----- Supplied data

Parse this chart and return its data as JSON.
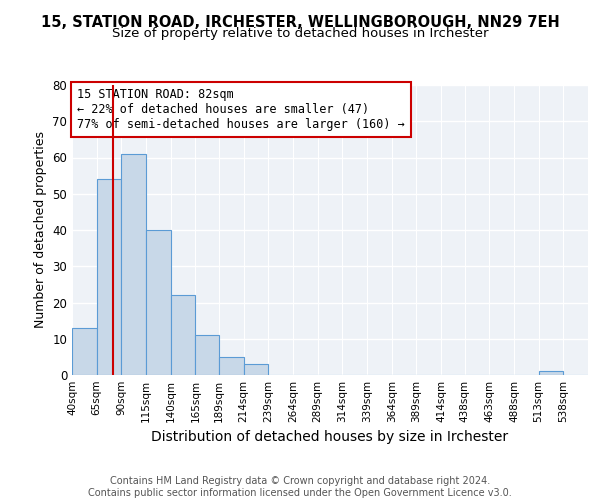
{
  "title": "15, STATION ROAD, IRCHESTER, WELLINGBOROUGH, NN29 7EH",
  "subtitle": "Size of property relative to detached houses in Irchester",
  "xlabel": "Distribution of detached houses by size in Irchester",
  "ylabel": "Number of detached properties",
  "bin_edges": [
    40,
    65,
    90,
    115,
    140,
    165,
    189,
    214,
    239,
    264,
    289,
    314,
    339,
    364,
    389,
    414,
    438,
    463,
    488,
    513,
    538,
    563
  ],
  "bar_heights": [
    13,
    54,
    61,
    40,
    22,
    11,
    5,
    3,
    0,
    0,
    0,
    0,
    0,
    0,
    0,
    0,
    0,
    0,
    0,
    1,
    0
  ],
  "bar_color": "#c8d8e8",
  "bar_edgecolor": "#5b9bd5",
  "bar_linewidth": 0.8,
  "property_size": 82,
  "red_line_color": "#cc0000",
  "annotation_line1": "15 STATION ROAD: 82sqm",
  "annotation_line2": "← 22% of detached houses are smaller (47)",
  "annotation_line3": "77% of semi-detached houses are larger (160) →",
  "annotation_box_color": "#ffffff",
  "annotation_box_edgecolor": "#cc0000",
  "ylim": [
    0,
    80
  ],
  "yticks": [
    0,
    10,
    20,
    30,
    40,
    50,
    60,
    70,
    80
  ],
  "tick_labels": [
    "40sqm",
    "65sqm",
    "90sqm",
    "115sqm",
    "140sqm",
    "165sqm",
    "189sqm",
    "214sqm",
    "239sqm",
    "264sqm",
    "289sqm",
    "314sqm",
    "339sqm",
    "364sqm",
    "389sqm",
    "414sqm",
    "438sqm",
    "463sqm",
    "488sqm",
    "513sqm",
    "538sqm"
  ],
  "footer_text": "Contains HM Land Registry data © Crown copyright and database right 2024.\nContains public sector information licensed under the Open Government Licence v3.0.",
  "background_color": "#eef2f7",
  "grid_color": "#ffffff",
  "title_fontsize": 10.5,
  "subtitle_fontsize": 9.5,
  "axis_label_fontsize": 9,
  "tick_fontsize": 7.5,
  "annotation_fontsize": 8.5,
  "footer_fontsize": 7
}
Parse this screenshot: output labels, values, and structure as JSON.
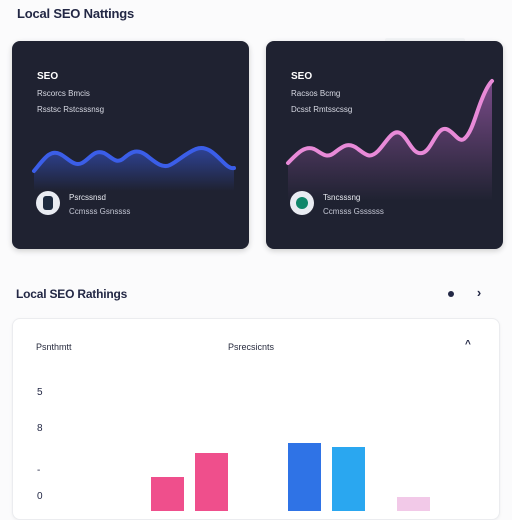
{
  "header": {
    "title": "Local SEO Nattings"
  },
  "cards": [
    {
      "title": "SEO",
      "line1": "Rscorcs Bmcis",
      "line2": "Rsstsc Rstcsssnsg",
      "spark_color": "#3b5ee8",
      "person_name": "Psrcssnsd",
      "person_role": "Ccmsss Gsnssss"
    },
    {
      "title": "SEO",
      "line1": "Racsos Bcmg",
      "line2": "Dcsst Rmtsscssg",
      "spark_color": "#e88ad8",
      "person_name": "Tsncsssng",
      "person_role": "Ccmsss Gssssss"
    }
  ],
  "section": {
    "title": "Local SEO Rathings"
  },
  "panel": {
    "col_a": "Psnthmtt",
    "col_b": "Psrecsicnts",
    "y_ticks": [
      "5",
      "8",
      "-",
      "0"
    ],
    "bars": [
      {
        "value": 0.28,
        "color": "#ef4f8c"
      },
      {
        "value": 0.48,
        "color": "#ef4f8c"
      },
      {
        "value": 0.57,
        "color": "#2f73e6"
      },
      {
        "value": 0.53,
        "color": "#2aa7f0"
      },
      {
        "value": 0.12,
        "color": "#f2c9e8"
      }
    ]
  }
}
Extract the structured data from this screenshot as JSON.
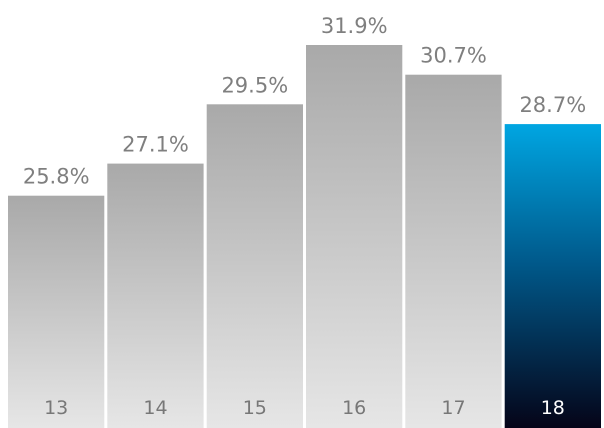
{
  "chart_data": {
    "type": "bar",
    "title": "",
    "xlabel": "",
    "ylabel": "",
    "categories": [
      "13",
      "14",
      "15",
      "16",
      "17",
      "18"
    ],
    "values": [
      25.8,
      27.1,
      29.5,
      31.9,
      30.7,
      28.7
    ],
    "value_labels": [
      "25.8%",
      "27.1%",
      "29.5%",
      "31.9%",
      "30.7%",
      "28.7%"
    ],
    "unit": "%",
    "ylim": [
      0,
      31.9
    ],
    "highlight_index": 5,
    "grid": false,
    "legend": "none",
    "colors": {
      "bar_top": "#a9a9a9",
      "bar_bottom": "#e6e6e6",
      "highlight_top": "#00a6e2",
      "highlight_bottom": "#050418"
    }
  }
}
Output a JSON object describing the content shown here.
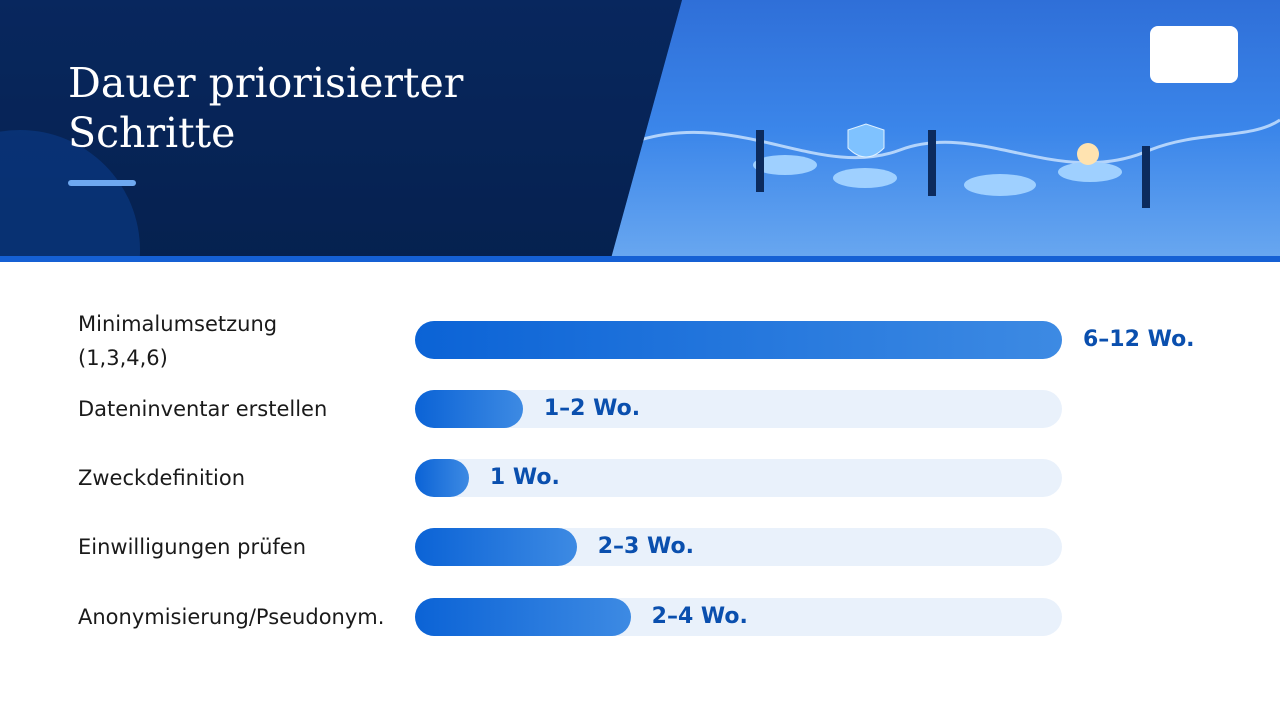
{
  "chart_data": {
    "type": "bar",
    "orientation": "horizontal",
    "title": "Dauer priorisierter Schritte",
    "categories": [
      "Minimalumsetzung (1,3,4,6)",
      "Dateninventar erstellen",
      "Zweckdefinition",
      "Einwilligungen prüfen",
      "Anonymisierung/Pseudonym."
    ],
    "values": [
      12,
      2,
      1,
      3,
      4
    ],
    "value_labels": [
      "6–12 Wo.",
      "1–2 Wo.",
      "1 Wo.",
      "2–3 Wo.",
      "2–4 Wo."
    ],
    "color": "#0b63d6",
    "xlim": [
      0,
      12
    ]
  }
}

----------

### What you are asked to do
From the entries above, copy every line containing the word "Parse".

### Exercise answer
Parse this chart and return its data as JSON.
Parse this screenshot: output labels, values, and structure as JSON.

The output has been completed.